COMPITI DA SVOLGERE
1: Nell'intervista, in quale città si trovava Ghiglia alla fine di una lunga serie di concerti?
2: Cita testualmente dall'intervista il passo che va da "Diversamente dal solito, anziché" a "Stati Uniti d’America.".

BRANO FORNITO
---*---
Della sua attività concertistica in giro per il mondo e dei riconoscimenti ricevuti non basterebbero poche pagine, per cui invito gli amici lettori ad approfondire le ricerche in rete.

Prima di avviare l’intervista, mi è doveroso ringraziare il M° Antonio Grande che ha reso possibile quello che era un mio sogno


W.M.: Grazie Maestro Ghiglia per il tempo che vorrà dedicare a questa mia intervista per il settimanale online “WeeklyMagazine”.

Diversamente dal solito, anziché porLe domande sulla Sua formazione e sulla Sua carriera, che ormai un vasto pubblico già conosce, avrei piacere che ci raccontasse a ruota libera, qualche episodio di vita vissuta che ha particolarmente influito sulla Sua crescita artistico-musicale, insomma qualcosa che ci rendesse partecipi del Suo mondo interiore, al di fuori dei consueti, schematici protocolli di un’intervista.

O.G.: Un episodio chiave del mio lontano passato, ma ancora aperto ad ulteriori sviluppi, avvenne nei giorni in cui gli astronauti americani atterrarono sulla superficie lunare, e fu per me l’inizio di un nuovo orientamento psicologico, mai contraddetto da alcuna evidenza contraria, tra una lunga tournée nel paese del Sol Levante e l’inizio di un importantissimo periodo professionale negli Stati Uniti d’America.

Mi trovavo a Tokyo, alla fine di una lunga serie di concerti, accompagnata da un periodo di insegnamento, nel quale, assieme a un gruppo di numerosi giovani allievi, condivisi il lussuoso comfort della Yamaha Hall e del Takanawa Prince Hotel.
---*---
RECORD SALVATI
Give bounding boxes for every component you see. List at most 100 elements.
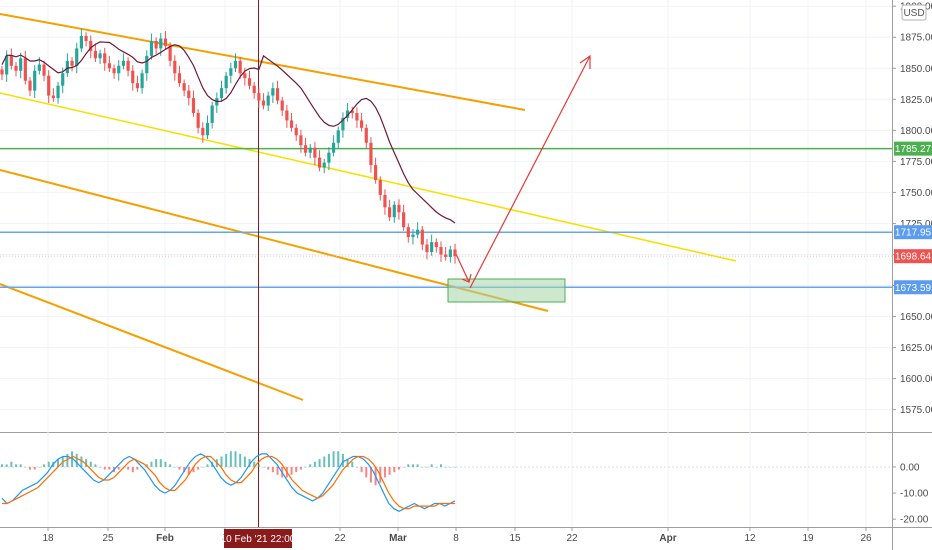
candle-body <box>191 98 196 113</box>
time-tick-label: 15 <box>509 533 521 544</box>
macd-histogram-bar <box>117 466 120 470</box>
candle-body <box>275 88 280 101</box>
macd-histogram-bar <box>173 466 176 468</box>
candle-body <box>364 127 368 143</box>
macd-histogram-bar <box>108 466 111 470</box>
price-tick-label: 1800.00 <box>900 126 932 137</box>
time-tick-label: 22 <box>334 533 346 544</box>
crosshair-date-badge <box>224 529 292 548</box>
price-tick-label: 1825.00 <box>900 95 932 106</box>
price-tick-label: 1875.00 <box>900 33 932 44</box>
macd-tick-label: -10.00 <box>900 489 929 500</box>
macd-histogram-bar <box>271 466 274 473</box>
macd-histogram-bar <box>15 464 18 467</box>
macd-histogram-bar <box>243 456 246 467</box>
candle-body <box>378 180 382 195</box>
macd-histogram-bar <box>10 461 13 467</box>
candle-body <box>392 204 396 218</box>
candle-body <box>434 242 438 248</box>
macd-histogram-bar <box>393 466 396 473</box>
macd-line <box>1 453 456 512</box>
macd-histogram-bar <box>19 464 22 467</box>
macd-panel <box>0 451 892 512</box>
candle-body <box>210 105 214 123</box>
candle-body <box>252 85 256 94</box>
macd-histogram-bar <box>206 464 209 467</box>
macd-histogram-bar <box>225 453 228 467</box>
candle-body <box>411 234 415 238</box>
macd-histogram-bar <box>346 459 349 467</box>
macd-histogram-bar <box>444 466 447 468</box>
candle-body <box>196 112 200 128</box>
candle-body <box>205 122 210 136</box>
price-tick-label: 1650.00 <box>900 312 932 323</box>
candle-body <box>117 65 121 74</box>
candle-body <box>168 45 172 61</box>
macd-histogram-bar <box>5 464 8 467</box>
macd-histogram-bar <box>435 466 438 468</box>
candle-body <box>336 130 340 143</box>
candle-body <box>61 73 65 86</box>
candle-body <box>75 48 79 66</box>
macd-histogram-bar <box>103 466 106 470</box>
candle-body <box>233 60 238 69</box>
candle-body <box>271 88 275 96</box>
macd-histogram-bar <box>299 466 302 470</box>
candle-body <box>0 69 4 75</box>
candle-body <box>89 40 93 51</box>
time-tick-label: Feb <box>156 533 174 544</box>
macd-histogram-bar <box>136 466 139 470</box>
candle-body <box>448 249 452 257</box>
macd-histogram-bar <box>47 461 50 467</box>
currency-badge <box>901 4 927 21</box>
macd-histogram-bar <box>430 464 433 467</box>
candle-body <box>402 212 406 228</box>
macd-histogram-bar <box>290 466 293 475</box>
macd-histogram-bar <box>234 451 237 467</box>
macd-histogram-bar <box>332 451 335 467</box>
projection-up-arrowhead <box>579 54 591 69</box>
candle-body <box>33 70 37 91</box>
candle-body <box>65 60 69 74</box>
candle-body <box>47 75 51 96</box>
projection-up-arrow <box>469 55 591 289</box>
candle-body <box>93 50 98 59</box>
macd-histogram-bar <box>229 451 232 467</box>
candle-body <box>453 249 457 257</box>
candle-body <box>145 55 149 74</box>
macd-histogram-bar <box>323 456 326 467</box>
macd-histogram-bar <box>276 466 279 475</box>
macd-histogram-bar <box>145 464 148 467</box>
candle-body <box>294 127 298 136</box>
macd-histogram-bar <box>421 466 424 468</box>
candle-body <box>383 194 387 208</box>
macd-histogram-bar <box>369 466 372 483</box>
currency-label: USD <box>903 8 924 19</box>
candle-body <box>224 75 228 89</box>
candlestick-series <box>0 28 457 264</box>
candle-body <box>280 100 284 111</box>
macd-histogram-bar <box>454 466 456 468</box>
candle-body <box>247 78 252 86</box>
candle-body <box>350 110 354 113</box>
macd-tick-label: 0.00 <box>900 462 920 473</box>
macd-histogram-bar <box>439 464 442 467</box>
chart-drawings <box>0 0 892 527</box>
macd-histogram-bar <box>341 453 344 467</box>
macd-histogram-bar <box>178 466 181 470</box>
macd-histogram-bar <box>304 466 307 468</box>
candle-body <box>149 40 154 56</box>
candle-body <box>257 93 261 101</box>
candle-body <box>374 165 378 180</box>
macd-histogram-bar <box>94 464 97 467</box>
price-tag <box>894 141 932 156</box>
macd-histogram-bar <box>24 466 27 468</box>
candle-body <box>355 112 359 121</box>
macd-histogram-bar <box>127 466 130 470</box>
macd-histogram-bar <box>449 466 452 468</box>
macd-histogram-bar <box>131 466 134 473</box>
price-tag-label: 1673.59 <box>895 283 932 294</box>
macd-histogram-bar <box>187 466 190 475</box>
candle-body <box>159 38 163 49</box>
---*---
SOLUZIONI DEI COMPITI
1: A Tokyo.

2:
Diversamente dal solito, anziché porLe domande sulla Sua formazione e sulla Sua carriera, che ormai un vasto pubblico già conosce, avrei piacere che ci raccontasse a ruota libera, qualche episodio di vita vissuta che ha particolarmente influito sulla Sua crescita artistico-musicale, insomma qualcosa che ci rendesse partecipi del Suo mondo interiore, al di fuori dei consueti, schematici protocolli di un’intervista.

O.G.: Un episodio chiave del mio lontano passato, ma ancora aperto ad ulteriori sviluppi, avvenne nei giorni in cui gli astronauti americani atterrarono sulla superficie lunare, e fu per me l’inizio di un nuovo orientamento psicologico, mai contraddetto da alcuna evidenza contraria, tra una lunga tournée nel paese del Sol Levante e l’inizio di un importantissimo periodo professionale negli Stati Uniti d’America.